**SHORT TASK:** Are you able to quote each entry exactly as written?

[begin DATA FOR THE TASK]

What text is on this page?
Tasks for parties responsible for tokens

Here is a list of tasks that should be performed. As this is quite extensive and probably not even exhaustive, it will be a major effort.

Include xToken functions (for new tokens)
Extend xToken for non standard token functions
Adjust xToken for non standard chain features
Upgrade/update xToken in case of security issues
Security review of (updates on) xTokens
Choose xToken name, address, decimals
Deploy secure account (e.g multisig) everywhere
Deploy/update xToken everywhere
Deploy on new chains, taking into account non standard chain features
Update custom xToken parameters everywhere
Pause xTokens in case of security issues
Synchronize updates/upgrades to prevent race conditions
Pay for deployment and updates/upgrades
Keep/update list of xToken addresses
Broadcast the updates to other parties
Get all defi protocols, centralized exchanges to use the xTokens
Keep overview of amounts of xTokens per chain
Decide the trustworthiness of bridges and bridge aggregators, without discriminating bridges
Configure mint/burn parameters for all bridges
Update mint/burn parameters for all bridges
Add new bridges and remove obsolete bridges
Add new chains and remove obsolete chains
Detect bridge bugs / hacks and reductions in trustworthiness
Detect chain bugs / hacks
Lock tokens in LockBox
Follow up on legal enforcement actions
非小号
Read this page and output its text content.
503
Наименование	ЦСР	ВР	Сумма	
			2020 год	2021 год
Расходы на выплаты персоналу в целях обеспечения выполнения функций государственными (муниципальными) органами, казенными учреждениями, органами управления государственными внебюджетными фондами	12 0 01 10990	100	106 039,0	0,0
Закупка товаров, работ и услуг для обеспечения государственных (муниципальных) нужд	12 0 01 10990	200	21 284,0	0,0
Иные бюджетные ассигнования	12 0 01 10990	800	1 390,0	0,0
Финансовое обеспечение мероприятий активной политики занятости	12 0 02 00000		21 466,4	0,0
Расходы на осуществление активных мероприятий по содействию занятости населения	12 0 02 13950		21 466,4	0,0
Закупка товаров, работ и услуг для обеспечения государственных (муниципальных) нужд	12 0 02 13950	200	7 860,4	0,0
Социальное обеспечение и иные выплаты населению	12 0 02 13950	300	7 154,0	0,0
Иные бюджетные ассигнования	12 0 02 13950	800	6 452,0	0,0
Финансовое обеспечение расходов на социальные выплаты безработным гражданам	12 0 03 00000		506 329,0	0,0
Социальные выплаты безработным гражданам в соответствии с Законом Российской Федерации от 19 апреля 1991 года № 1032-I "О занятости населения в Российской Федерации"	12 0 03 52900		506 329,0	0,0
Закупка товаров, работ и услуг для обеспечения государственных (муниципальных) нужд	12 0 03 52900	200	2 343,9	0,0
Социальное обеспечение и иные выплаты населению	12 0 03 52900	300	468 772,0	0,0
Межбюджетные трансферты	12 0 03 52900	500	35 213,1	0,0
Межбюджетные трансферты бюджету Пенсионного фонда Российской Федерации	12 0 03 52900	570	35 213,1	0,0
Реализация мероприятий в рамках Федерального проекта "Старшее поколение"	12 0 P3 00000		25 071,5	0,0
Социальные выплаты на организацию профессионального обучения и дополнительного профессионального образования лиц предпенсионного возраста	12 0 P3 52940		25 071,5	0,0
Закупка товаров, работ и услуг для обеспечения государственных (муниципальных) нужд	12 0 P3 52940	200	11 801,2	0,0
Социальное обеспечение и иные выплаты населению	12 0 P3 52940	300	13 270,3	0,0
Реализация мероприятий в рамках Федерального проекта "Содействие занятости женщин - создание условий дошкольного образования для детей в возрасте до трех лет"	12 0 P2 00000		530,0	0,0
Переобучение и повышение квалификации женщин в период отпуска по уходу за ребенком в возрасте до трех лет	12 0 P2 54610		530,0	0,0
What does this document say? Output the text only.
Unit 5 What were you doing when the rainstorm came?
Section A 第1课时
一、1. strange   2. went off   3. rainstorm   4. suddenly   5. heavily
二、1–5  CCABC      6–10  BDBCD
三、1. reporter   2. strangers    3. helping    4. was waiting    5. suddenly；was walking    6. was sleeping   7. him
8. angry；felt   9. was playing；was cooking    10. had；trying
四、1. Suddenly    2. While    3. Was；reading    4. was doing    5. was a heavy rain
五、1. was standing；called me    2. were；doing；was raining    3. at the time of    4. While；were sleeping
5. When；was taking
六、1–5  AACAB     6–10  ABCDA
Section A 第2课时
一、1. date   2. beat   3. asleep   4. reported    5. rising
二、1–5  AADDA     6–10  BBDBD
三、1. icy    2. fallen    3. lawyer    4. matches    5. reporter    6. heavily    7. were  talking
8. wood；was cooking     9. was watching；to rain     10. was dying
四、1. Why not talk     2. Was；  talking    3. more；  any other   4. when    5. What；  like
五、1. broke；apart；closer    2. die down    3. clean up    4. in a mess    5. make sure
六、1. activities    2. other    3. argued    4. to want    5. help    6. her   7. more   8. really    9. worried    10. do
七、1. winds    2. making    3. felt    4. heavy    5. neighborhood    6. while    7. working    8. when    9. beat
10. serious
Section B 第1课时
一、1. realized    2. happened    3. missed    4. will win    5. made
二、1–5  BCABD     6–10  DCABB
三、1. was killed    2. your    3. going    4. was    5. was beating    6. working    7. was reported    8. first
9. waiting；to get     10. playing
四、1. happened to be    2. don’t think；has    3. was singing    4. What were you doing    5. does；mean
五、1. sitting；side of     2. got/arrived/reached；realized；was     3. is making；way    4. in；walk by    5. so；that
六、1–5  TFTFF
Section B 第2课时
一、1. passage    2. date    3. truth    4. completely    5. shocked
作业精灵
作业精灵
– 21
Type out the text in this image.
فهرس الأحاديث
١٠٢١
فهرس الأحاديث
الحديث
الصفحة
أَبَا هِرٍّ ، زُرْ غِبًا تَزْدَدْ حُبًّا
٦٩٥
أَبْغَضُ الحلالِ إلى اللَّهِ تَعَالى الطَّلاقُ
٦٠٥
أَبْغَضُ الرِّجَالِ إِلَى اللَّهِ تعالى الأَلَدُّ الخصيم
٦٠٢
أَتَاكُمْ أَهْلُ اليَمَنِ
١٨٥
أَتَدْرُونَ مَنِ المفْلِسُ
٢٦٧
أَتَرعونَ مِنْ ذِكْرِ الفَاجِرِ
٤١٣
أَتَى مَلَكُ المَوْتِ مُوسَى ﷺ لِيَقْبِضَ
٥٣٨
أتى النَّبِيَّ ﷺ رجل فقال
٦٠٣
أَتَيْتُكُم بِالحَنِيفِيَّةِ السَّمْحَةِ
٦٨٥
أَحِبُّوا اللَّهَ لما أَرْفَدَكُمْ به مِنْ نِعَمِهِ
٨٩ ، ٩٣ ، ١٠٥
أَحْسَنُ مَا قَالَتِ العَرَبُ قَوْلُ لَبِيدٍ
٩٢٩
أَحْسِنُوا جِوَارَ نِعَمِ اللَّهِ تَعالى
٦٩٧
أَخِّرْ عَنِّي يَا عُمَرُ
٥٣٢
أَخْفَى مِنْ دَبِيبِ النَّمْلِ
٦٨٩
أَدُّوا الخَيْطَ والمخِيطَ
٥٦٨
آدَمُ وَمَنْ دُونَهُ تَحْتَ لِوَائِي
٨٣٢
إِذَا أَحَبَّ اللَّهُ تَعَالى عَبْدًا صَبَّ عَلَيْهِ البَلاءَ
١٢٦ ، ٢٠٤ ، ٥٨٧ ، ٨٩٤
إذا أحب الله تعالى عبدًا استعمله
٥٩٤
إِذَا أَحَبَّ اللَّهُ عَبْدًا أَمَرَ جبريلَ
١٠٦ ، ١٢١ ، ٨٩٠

[end DATA FOR THE TASK]

**ANSWER:**
What text is on this page?
Tasks for parties responsible for tokens

Here is a list of tasks that should be performed. As this is quite extensive and probably not even exhaustive, it will be a major effort.

Include xToken functions (for new tokens)
Extend xToken for non standard token functions
Adjust xToken for non standard chain features
Upgrade/update xToken in case of security issues
Security review of (updates on) xTokens
Choose xToken name, address, decimals
Deploy secure account (e.g multisig) everywhere
Deploy/update xToken everywhere
Deploy on new chains, taking into account non standard chain features
Update custom xToken parameters everywhere
Pause xTokens in case of security issues
Synchronize updates/upgrades to prevent race conditions
Pay for deployment and updates/upgrades
Keep/update list of xToken addresses
Broadcast the updates to other parties
Get all defi protocols, centralized exchanges to use the xTokens
Keep overview of amounts of xTokens per chain
Decide the trustworthiness of bridges and bridge aggregators, without discriminating bridges
Configure mint/burn parameters for all bridges
Update mint/burn parameters for all bridges
Add new bridges and remove obsolete bridges
Add new chains and remove obsolete chains
Detect bridge bugs / hacks and reductions in trustworthiness
Detect chain bugs / hacks
Lock tokens in LockBox
Follow up on legal enforcement actions
非小号
Read this page and output its text content.
503
Наименование	ЦСР	ВР	Сумма	
			2020 год	2021 год
Расходы на выплаты персоналу в целях обеспечения выполнения функций государственными (муниципальными) органами, казенными учреждениями, органами управления государственными внебюджетными фондами	12 0 01 10990	100	106 039,0	0,0
Закупка товаров, работ и услуг для обеспечения государственных (муниципальных) нужд	12 0 01 10990	200	21 284,0	0,0
Иные бюджетные ассигнования	12 0 01 10990	800	1 390,0	0,0
Финансовое обеспечение мероприятий активной политики занятости	12 0 02 00000		21 466,4	0,0
Расходы на осуществление активных мероприятий по содействию занятости населения	12 0 02 13950		21 466,4	0,0
Закупка товаров, работ и услуг для обеспечения государственных (муниципальных) нужд	12 0 02 13950	200	7 860,4	0,0
Социальное обеспечение и иные выплаты населению	12 0 02 13950	300	7 154,0	0,0
Иные бюджетные ассигнования	12 0 02 13950	800	6 452,0	0,0
Финансовое обеспечение расходов на социальные выплаты безработным гражданам	12 0 03 00000		506 329,0	0,0
Социальные выплаты безработным гражданам в соответствии с Законом Российской Федерации от 19 апреля 1991 года № 1032-I "О занятости населения в Российской Федерации"	12 0 03 52900		506 329,0	0,0
Закупка товаров, работ и услуг для обеспечения государственных (муниципальных) нужд	12 0 03 52900	200	2 343,9	0,0
Социальное обеспечение и иные выплаты населению	12 0 03 52900	300	468 772,0	0,0
Межбюджетные трансферты	12 0 03 52900	500	35 213,1	0,0
Межбюджетные трансферты бюджету Пенсионного фонда Российской Федерации	12 0 03 52900	570	35 213,1	0,0
Реализация мероприятий в рамках Федерального проекта "Старшее поколение"	12 0 P3 00000		25 071,5	0,0
Социальные выплаты на организацию профессионального обучения и дополнительного профессионального образования лиц предпенсионного возраста	12 0 P3 52940		25 071,5	0,0
Закупка товаров, работ и услуг для обеспечения государственных (муниципальных) нужд	12 0 P3 52940	200	11 801,2	0,0
Социальное обеспечение и иные выплаты населению	12 0 P3 52940	300	13 270,3	0,0
Реализация мероприятий в рамках Федерального проекта "Содействие занятости женщин - создание условий дошкольного образования для детей в возрасте до трех лет"	12 0 P2 00000		530,0	0,0
Переобучение и повышение квалификации женщин в период отпуска по уходу за ребенком в возрасте до трех лет	12 0 P2 54610		530,0	0,0
What does this document say? Output the text only.
Unit 5 What were you doing when the rainstorm came?
Section A 第1课时
一、1. strange   2. went off   3. rainstorm   4. suddenly   5. heavily
二、1–5  CCABC      6–10  BDBCD
三、1. reporter   2. strangers    3. helping    4. was waiting    5. suddenly；was walking    6. was sleeping   7. him
8. angry；felt   9. was playing；was cooking    10. had；trying
四、1. Suddenly    2. While    3. Was；reading    4. was doing    5. was a heavy rain
五、1. was standing；called me    2. were；doing；was raining    3. at the time of    4. While；were sleeping
5. When；was taking
六、1–5  AACAB     6–10  ABCDA
Section A 第2课时
一、1. date   2. beat   3. asleep   4. reported    5. rising
二、1–5  AADDA     6–10  BBDBD
三、1. icy    2. fallen    3. lawyer    4. matches    5. reporter    6. heavily    7. were  talking
8. wood；was cooking     9. was watching；to rain     10. was dying
四、1. Why not talk     2. Was；  talking    3. more；  any other   4. when    5. What；  like
五、1. broke；apart；closer    2. die down    3. clean up    4. in a mess    5. make sure
六、1. activities    2. other    3. argued    4. to want    5. help    6. her   7. more   8. really    9. worried    10. do
七、1. winds    2. making    3. felt    4. heavy    5. neighborhood    6. while    7. working    8. when    9. beat
10. serious
Section B 第1课时
一、1. realized    2. happened    3. missed    4. will win    5. made
二、1–5  BCABD     6–10  DCABB
三、1. was killed    2. your    3. going    4. was    5. was beating    6. working    7. was reported    8. first
9. waiting；to get     10. playing
四、1. happened to be    2. don’t think；has    3. was singing    4. What were you doing    5. does；mean
五、1. sitting；side of     2. got/arrived/reached；realized；was     3. is making；way    4. in；walk by    5. so；that
六、1–5  TFTFF
Section B 第2课时
一、1. passage    2. date    3. truth    4. completely    5. shocked
作业精灵
作业精灵
– 21
Type out the text in this image.
فهرس الأحاديث
١٠٢١
فهرس الأحاديث
الحديث
الصفحة
أَبَا هِرٍّ ، زُرْ غِبًا تَزْدَدْ حُبًّا
٦٩٥
أَبْغَضُ الحلالِ إلى اللَّهِ تَعَالى الطَّلاقُ
٦٠٥
أَبْغَضُ الرِّجَالِ إِلَى اللَّهِ تعالى الأَلَدُّ الخصيم
٦٠٢
أَتَاكُمْ أَهْلُ اليَمَنِ
١٨٥
أَتَدْرُونَ مَنِ المفْلِسُ
٢٦٧
أَتَرعونَ مِنْ ذِكْرِ الفَاجِرِ
٤١٣
أَتَى مَلَكُ المَوْتِ مُوسَى ﷺ لِيَقْبِضَ
٥٣٨
أتى النَّبِيَّ ﷺ رجل فقال
٦٠٣
أَتَيْتُكُم بِالحَنِيفِيَّةِ السَّمْحَةِ
٦٨٥
أَحِبُّوا اللَّهَ لما أَرْفَدَكُمْ به مِنْ نِعَمِهِ
٨٩ ، ٩٣ ، ١٠٥
أَحْسَنُ مَا قَالَتِ العَرَبُ قَوْلُ لَبِيدٍ
٩٢٩
أَحْسِنُوا جِوَارَ نِعَمِ اللَّهِ تَعالى
٦٩٧
أَخِّرْ عَنِّي يَا عُمَرُ
٥٣٢
أَخْفَى مِنْ دَبِيبِ النَّمْلِ
٦٨٩
أَدُّوا الخَيْطَ والمخِيطَ
٥٦٨
آدَمُ وَمَنْ دُونَهُ تَحْتَ لِوَائِي
٨٣٢
إِذَا أَحَبَّ اللَّهُ تَعَالى عَبْدًا صَبَّ عَلَيْهِ البَلاءَ
١٢٦ ، ٢٠٤ ، ٥٨٧ ، ٨٩٤
إذا أحب الله تعالى عبدًا استعمله
٥٩٤
إِذَا أَحَبَّ اللَّهُ عَبْدًا أَمَرَ جبريلَ
١٠٦ ، ١٢١ ، ٨٩٠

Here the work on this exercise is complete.